Task goal:
Extract every entry word for word.
** Begin Rows **
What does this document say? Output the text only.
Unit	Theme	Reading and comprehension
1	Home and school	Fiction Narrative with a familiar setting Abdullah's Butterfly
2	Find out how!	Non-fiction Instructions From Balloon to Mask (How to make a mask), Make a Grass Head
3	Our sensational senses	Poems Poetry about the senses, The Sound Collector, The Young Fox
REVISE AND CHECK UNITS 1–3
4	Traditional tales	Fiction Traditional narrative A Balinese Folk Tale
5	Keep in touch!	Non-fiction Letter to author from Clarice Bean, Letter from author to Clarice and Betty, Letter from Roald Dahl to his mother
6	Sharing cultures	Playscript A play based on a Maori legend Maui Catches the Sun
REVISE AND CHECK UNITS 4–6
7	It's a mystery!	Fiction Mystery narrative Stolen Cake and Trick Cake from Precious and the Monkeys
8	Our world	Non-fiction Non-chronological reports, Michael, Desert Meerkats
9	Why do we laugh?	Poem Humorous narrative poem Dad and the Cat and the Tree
** End Rows **
Task answer:
What does this document say? Output the text only.
Unit	Theme	Reading and comprehension
1	Home and school	Fiction Narrative with a familiar setting Abdullah's Butterfly
2	Find out how!	Non-fiction Instructions From Balloon to Mask (How to make a mask), Make a Grass Head
3	Our sensational senses	Poems Poetry about the senses, The Sound Collector, The Young Fox
REVISE AND CHECK UNITS 1–3
4	Traditional tales	Fiction Traditional narrative A Balinese Folk Tale
5	Keep in touch!	Non-fiction Letter to author from Clarice Bean, Letter from author to Clarice and Betty, Letter from Roald Dahl to his mother
6	Sharing cultures	Playscript A play based on a Maori legend Maui Catches the Sun
REVISE AND CHECK UNITS 4–6
7	It's a mystery!	Fiction Mystery narrative Stolen Cake and Trick Cake from Precious and the Monkeys
8	Our world	Non-fiction Non-chronological reports, Michael, Desert Meerkats
9	Why do we laugh?	Poem Humorous narrative poem Dad and the Cat and the Tree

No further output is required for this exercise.